▶ [Task to complete]: Reproduce the listing below character for character; drop every image.

▶ [Data]:
·····

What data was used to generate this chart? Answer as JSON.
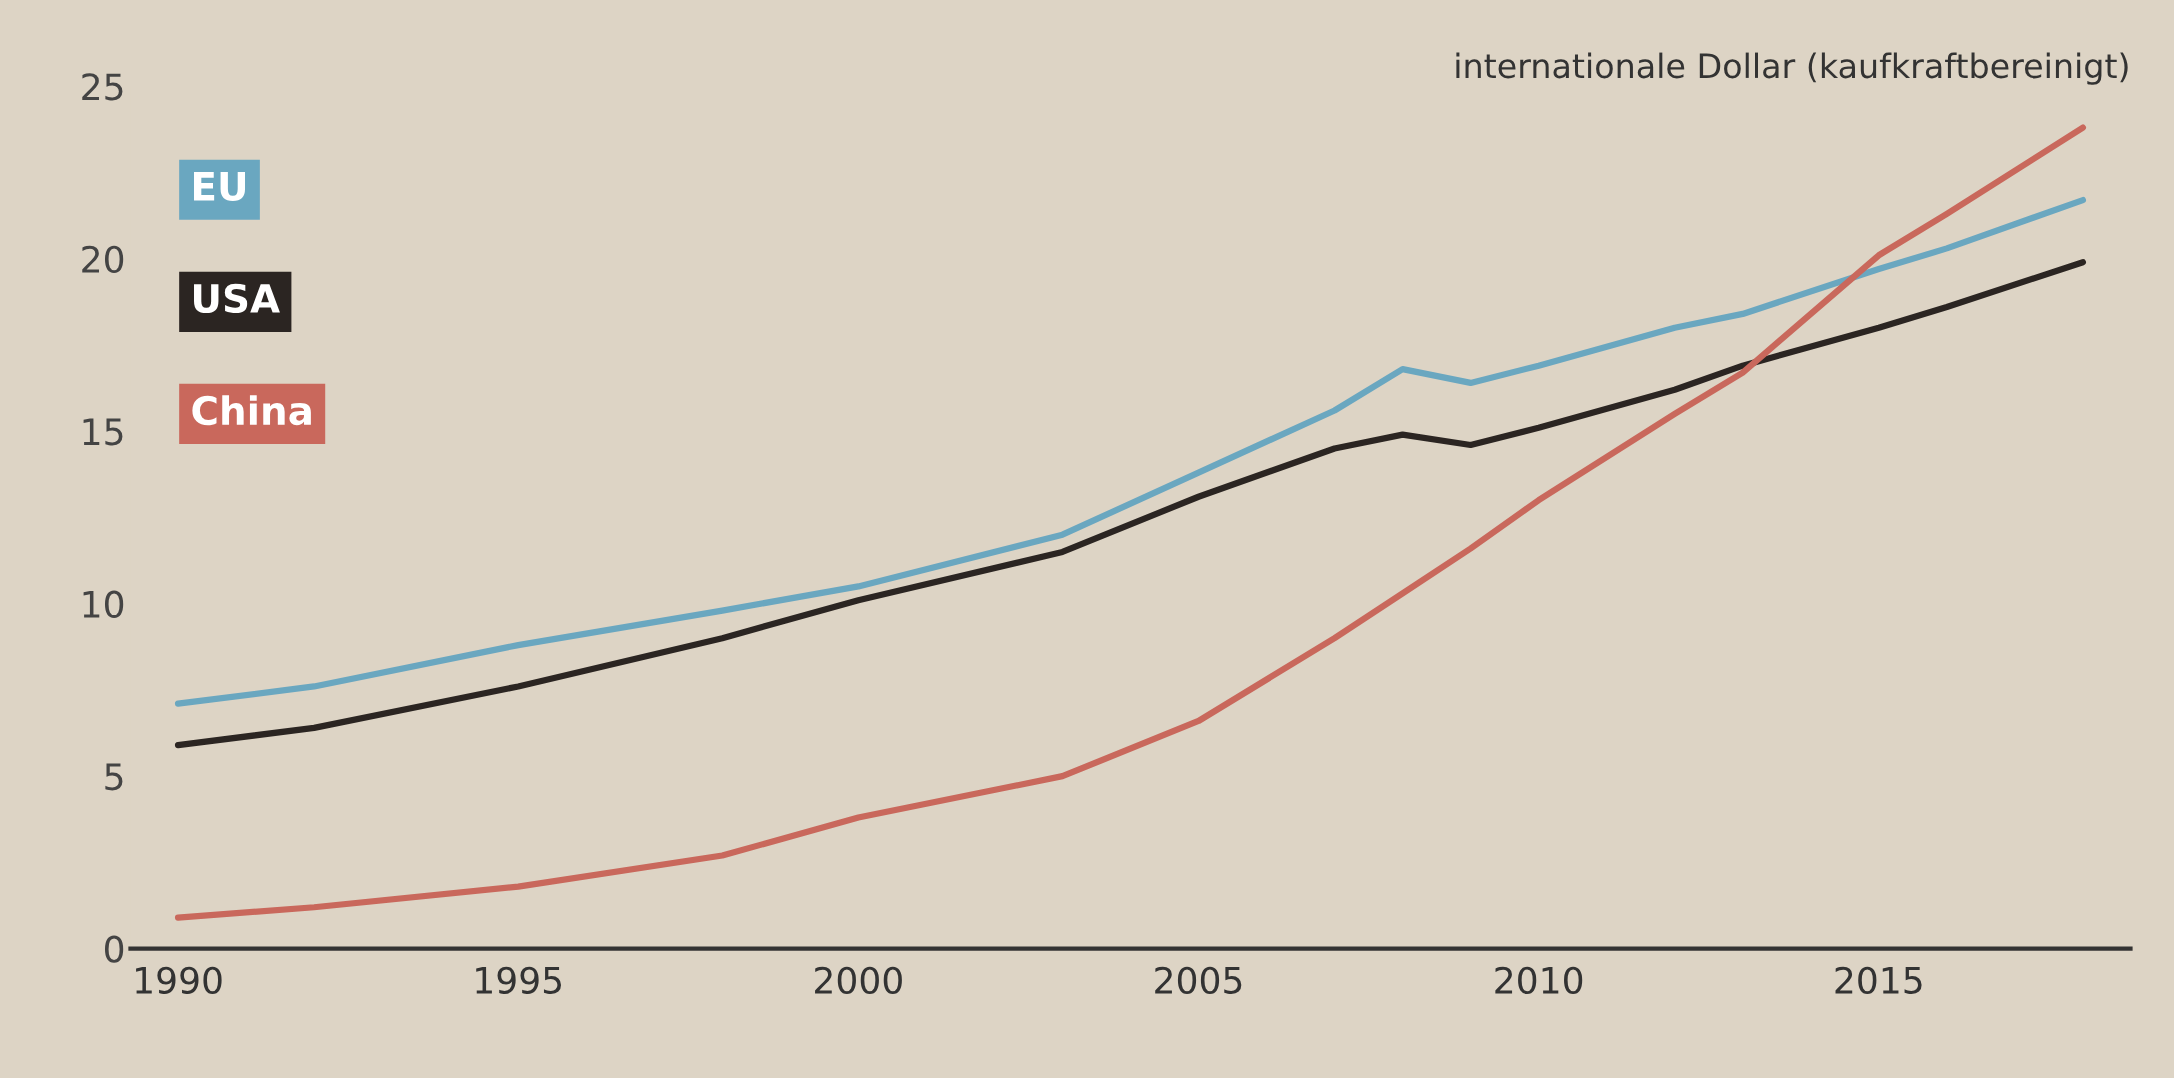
{
  "chart_data": {
    "type": "line",
    "title": "internationale Dollar (kaufkraftbereinigt)",
    "x": [
      1990,
      1992,
      1995,
      1998,
      2000,
      2003,
      2005,
      2007,
      2008,
      2009,
      2010,
      2012,
      2013,
      2015,
      2016,
      2018
    ],
    "series": [
      {
        "name": "EU",
        "color": "#6aa7c0",
        "values": [
          7.1,
          7.6,
          8.8,
          9.8,
          10.5,
          12.0,
          13.8,
          15.6,
          16.8,
          16.4,
          16.9,
          18.0,
          18.4,
          19.7,
          20.3,
          21.7
        ]
      },
      {
        "name": "USA",
        "color": "#2b2522",
        "values": [
          5.9,
          6.4,
          7.6,
          9.0,
          10.1,
          11.5,
          13.1,
          14.5,
          14.9,
          14.6,
          15.1,
          16.2,
          16.9,
          18.0,
          18.6,
          19.9
        ]
      },
      {
        "name": "China",
        "color": "#c9685c",
        "values": [
          0.9,
          1.2,
          1.8,
          2.7,
          3.8,
          5.0,
          6.6,
          9.0,
          10.3,
          11.6,
          13.0,
          15.5,
          16.7,
          20.1,
          21.3,
          23.8
        ]
      }
    ],
    "xlim": [
      1989.3,
      2018.7
    ],
    "xticks": [
      1990,
      1995,
      2000,
      2005,
      2010,
      2015
    ],
    "ylim": [
      0,
      25
    ],
    "yticks": [
      0,
      5,
      10,
      15,
      20,
      25
    ],
    "grid": false,
    "legend": "top left",
    "marker": "none",
    "line_style": "solid"
  }
}
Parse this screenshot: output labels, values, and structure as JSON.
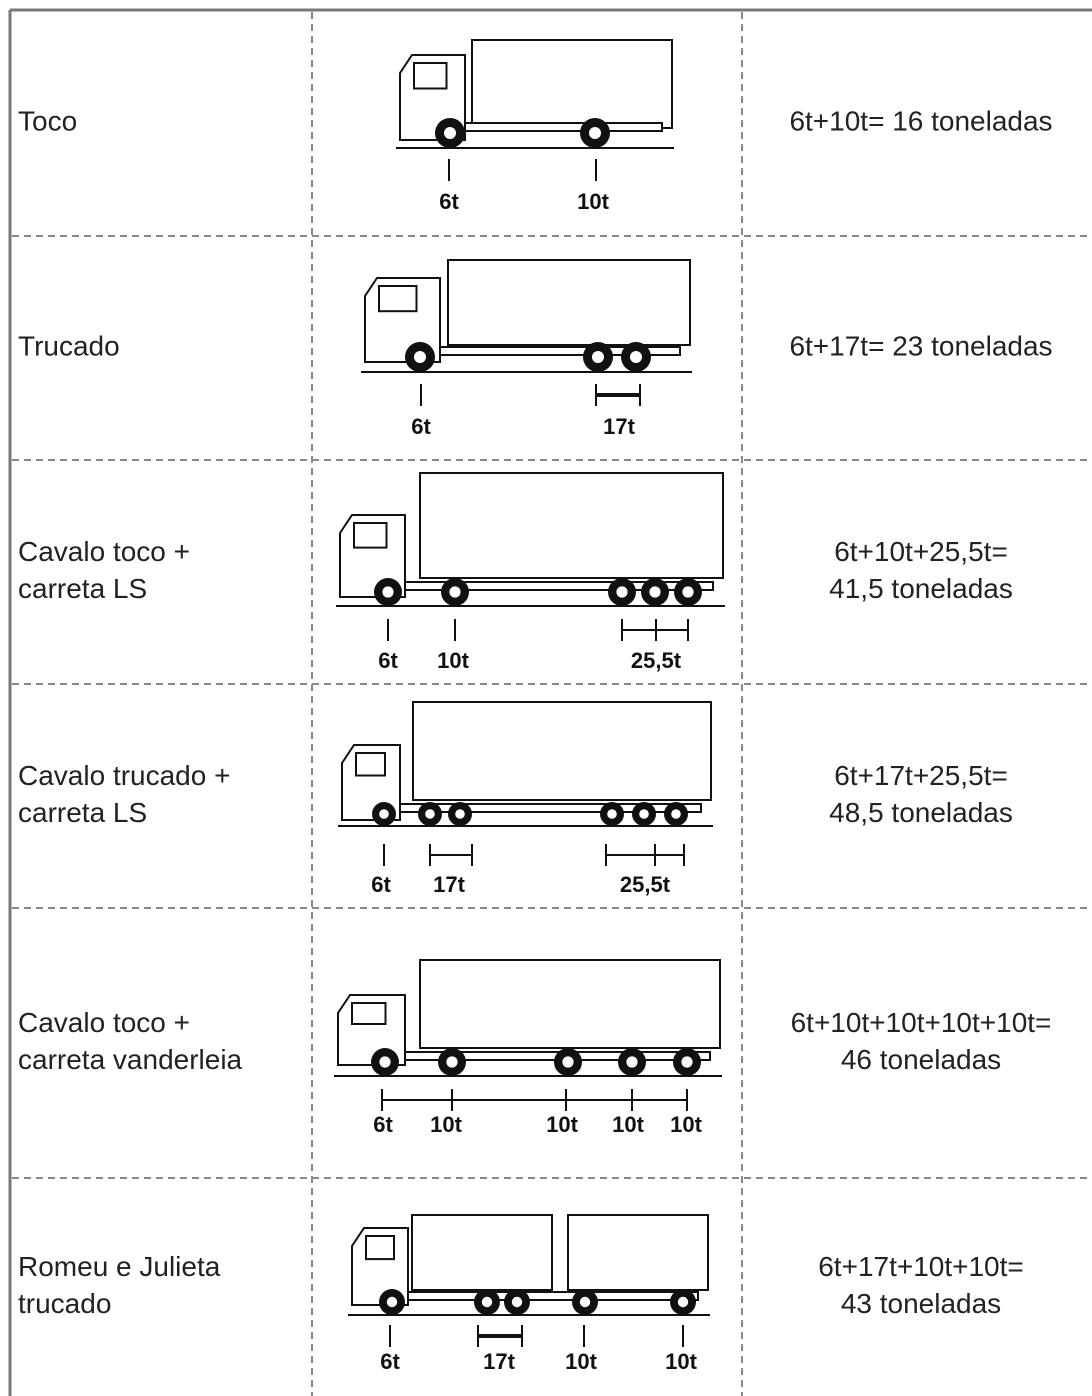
{
  "table": {
    "rows": [
      {
        "name": [
          "Toco"
        ],
        "axles": [
          "6t",
          "10t"
        ],
        "total": [
          "6t+10t= 16 toneladas"
        ]
      },
      {
        "name": [
          "Trucado"
        ],
        "axles": [
          "6t",
          "17t"
        ],
        "total": [
          "6t+17t= 23 toneladas"
        ]
      },
      {
        "name": [
          "Cavalo toco +",
          "carreta LS"
        ],
        "axles": [
          "6t",
          "10t",
          "25,5t"
        ],
        "total": [
          "6t+10t+25,5t=",
          "41,5 toneladas"
        ]
      },
      {
        "name": [
          "Cavalo trucado +",
          "carreta LS"
        ],
        "axles": [
          "6t",
          "17t",
          "25,5t"
        ],
        "total": [
          "6t+17t+25,5t=",
          "48,5 toneladas"
        ]
      },
      {
        "name": [
          "Cavalo toco +",
          "carreta vanderleia"
        ],
        "axles": [
          "6t",
          "10t",
          "10t",
          "10t",
          "10t"
        ],
        "total": [
          "6t+10t+10t+10t+10t=",
          "46 toneladas"
        ]
      },
      {
        "name": [
          "Romeu e Julieta",
          "trucado"
        ],
        "axles": [
          "6t",
          "17t",
          "10t",
          "10t"
        ],
        "total": [
          "6t+17t+10t+10t=",
          "43 toneladas"
        ]
      }
    ]
  }
}
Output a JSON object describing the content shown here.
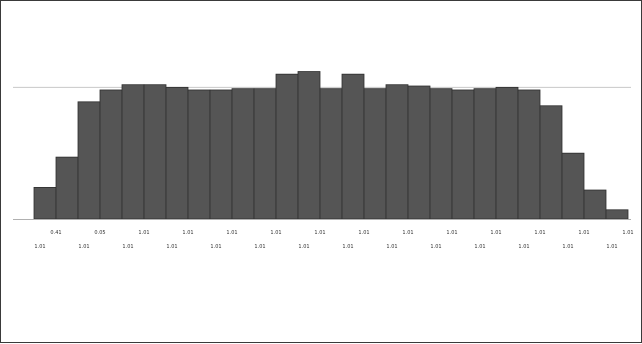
{
  "chart_data": {
    "type": "bar",
    "title": "",
    "xlabel": "",
    "ylabel": "",
    "grid": false,
    "legend": "none",
    "reference_line": 100,
    "ylim": [
      0,
      120
    ],
    "bar_color": "#555555",
    "bar_edge_color": "#2e2e2e",
    "reference_line_color": "#c8c8c8",
    "axis_color": "#b0b0b0",
    "values": [
      24,
      47,
      89,
      98,
      102,
      102,
      100,
      98,
      98,
      99,
      99,
      110,
      112,
      99,
      110,
      99,
      102,
      101,
      99,
      98,
      99,
      100,
      98,
      86,
      50,
      22,
      7
    ],
    "tick_labels_upper": [
      "0.41",
      "0.05",
      "1.01",
      "1.01",
      "1.01",
      "1.01",
      "1.01",
      "1.01",
      "1.01",
      "1.01",
      "1.01",
      "1.01",
      "1.01",
      "1.01",
      "1.01"
    ],
    "tick_labels_lower": [
      "1.01",
      "1.01",
      "1.01",
      "1.01",
      "1.01",
      "1.01",
      "1.01",
      "1.01",
      "1.01",
      "1.01",
      "1.01",
      "1.01",
      "1.01",
      "1.01",
      "1.01"
    ]
  }
}
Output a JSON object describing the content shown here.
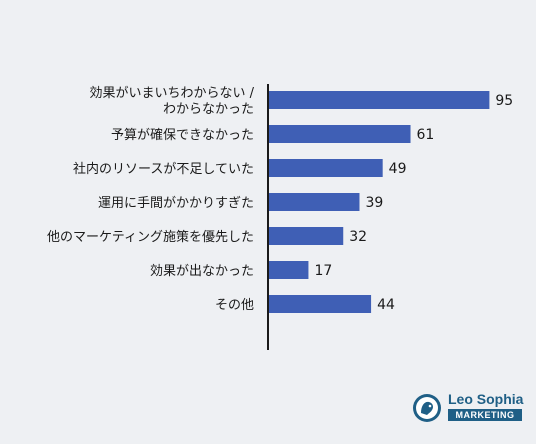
{
  "chart_data": {
    "type": "bar",
    "orientation": "horizontal",
    "categories": [
      [
        "効果がいまいちわからない /",
        "わからなかった"
      ],
      [
        "予算が確保できなかった"
      ],
      [
        "社内のリソースが不足していた"
      ],
      [
        "運用に手間がかかりすぎた"
      ],
      [
        "他のマーケティング施策を優先した"
      ],
      [
        "効果が出なかった"
      ],
      [
        "その他"
      ]
    ],
    "values": [
      95,
      61,
      49,
      39,
      32,
      17,
      44
    ],
    "xlim": [
      0,
      100
    ],
    "bar_color": "#3f5fb5",
    "grid": false
  },
  "brand": {
    "name": "Leo Sophia",
    "tag": "MARKETING",
    "color": "#1f5f86"
  }
}
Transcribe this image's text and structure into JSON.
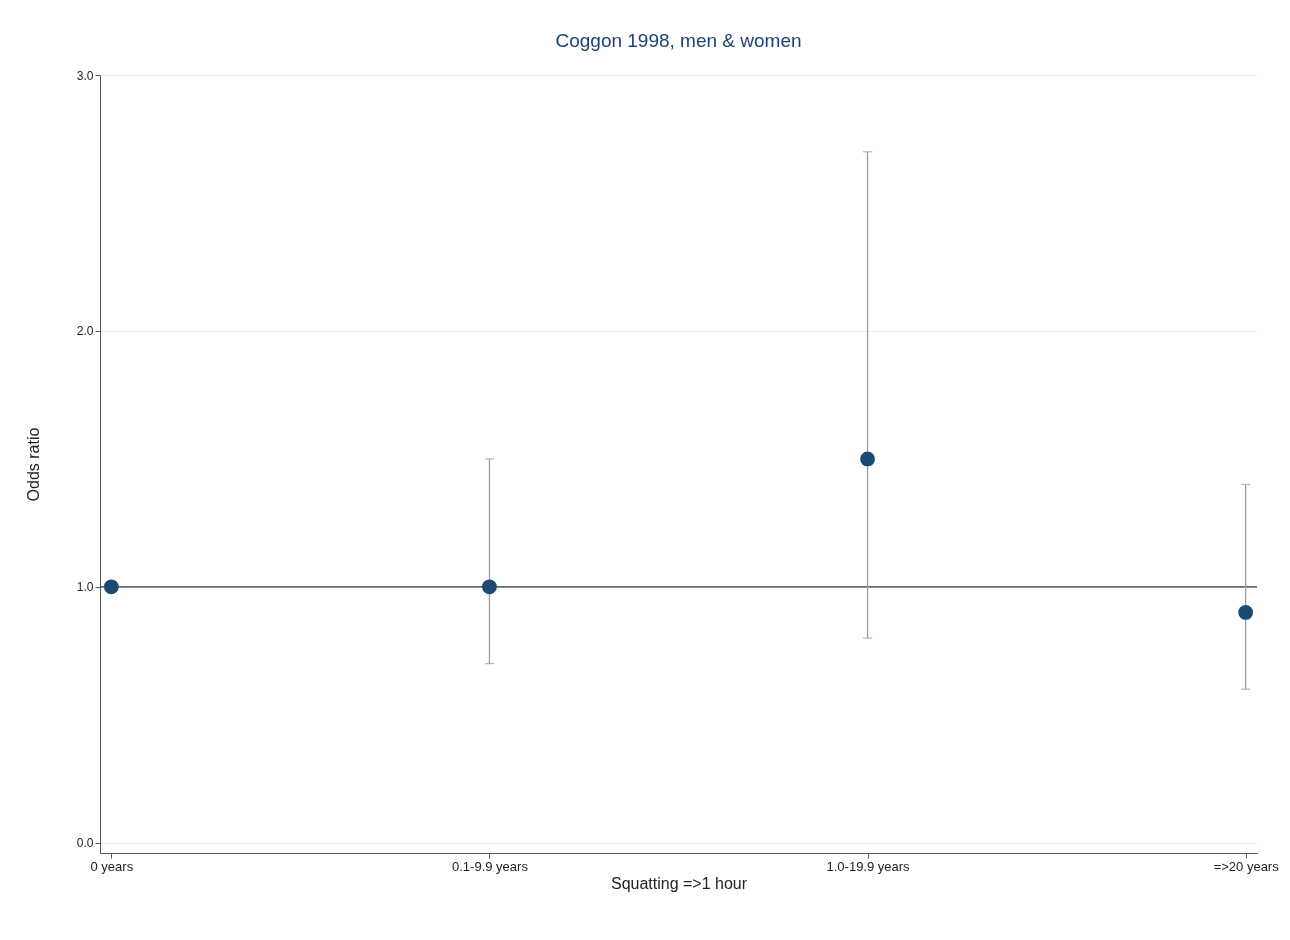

·····

▶ [Complete answer]:
What data was used to generate this chart? Answer as JSON.
{
  "chart_data": {
    "type": "line",
    "title": "internationale Dollar (kaufkraftbereinigt)",
    "x": [
      1990,
      1992,
      1995,
      1998,
      2000,
      2003,
      2005,
      2007,
      2008,
      2009,
      2010,
      2012,
      2013,
      2015,
      2016,
      2018
    ],
    "series": [
      {
        "name": "EU",
        "color": "#6aa7c0",
        "values": [
          7.1,
          7.6,
          8.8,
          9.8,
          10.5,
          12.0,
          13.8,
          15.6,
          16.8,
          16.4,
          16.9,
          18.0,
          18.4,
          19.7,
          20.3,
          21.7
        ]
      },
      {
        "name": "USA",
        "color": "#2b2522",
        "values": [
          5.9,
          6.4,
          7.6,
          9.0,
          10.1,
          11.5,
          13.1,
          14.5,
          14.9,
          14.6,
          15.1,
          16.2,
          16.9,
          18.0,
          18.6,
          19.9
        ]
      },
      {
        "name": "China",
        "color": "#c9685c",
        "values": [
          0.9,
          1.2,
          1.8,
          2.7,
          3.8,
          5.0,
          6.6,
          9.0,
          10.3,
          11.6,
          13.0,
          15.5,
          16.7,
          20.1,
          21.3,
          23.8
        ]
      }
    ],
    "xlim": [
      1989.3,
      2018.7
    ],
    "xticks": [
      1990,
      1995,
      2000,
      2005,
      2010,
      2015
    ],
    "ylim": [
      0,
      25
    ],
    "yticks": [
      0,
      5,
      10,
      15,
      20,
      25
    ],
    "grid": false,
    "legend": "top left",
    "marker": "none",
    "line_style": "solid"
  }
}
Parse this screenshot: output labels, values, and structure as JSON.
{
  "table": {
    "rows": [
      {
        "name": [
          "Toco"
        ],
        "axles": [
          "6t",
          "10t"
        ],
        "total": [
          "6t+10t= 16 toneladas"
        ]
      },
      {
        "name": [
          "Trucado"
        ],
        "axles": [
          "6t",
          "17t"
        ],
        "total": [
          "6t+17t= 23 toneladas"
        ]
      },
      {
        "name": [
          "Cavalo toco +",
          "carreta LS"
        ],
        "axles": [
          "6t",
          "10t",
          "25,5t"
        ],
        "total": [
          "6t+10t+25,5t=",
          "41,5 toneladas"
        ]
      },
      {
        "name": [
          "Cavalo trucado +",
          "carreta LS"
        ],
        "axles": [
          "6t",
          "17t",
          "25,5t"
        ],
        "total": [
          "6t+17t+25,5t=",
          "48,5 toneladas"
        ]
      },
      {
        "name": [
          "Cavalo toco +",
          "carreta vanderleia"
        ],
        "axles": [
          "6t",
          "10t",
          "10t",
          "10t",
          "10t"
        ],
        "total": [
          "6t+10t+10t+10t+10t=",
          "46 toneladas"
        ]
      },
      {
        "name": [
          "Romeu e Julieta",
          "trucado"
        ],
        "axles": [
          "6t",
          "17t",
          "10t",
          "10t"
        ],
        "total": [
          "6t+17t+10t+10t=",
          "43 toneladas"
        ]
      }
    ]
  }
}
Output a JSON object describing the content shown here.
{
  "chart_data": {
    "type": "bar",
    "title": "",
    "xlabel": "",
    "ylabel": "",
    "grid": false,
    "legend": "none",
    "reference_line": 100,
    "ylim": [
      0,
      120
    ],
    "bar_color": "#555555",
    "bar_edge_color": "#2e2e2e",
    "reference_line_color": "#c8c8c8",
    "axis_color": "#b0b0b0",
    "values": [
      24,
      47,
      89,
      98,
      102,
      102,
      100,
      98,
      98,
      99,
      99,
      110,
      112,
      99,
      110,
      99,
      102,
      101,
      99,
      98,
      99,
      100,
      98,
      86,
      50,
      22,
      7
    ],
    "tick_labels_upper": [
      "0.41",
      "0.05",
      "1.01",
      "1.01",
      "1.01",
      "1.01",
      "1.01",
      "1.01",
      "1.01",
      "1.01",
      "1.01",
      "1.01",
      "1.01",
      "1.01",
      "1.01"
    ],
    "tick_labels_lower": [
      "1.01",
      "1.01",
      "1.01",
      "1.01",
      "1.01",
      "1.01",
      "1.01",
      "1.01",
      "1.01",
      "1.01",
      "1.01",
      "1.01",
      "1.01",
      "1.01",
      "1.01"
    ]
  }
}
Output a JSON object describing the content shown here.
{
  "chart_data": {
    "type": "bar",
    "orientation": "horizontal",
    "categories": [
      [
        "効果がいまいちわからない /",
        "わからなかった"
      ],
      [
        "予算が確保できなかった"
      ],
      [
        "社内のリソースが不足していた"
      ],
      [
        "運用に手間がかかりすぎた"
      ],
      [
        "他のマーケティング施策を優先した"
      ],
      [
        "効果が出なかった"
      ],
      [
        "その他"
      ]
    ],
    "values": [
      95,
      61,
      49,
      39,
      32,
      17,
      44
    ],
    "xlim": [
      0,
      100
    ],
    "bar_color": "#3f5fb5",
    "grid": false
  },
  "brand": {
    "name": "Leo Sophia",
    "tag": "MARKETING",
    "color": "#1f5f86"
  }
}
Transcribe this image's text and structure into JSON.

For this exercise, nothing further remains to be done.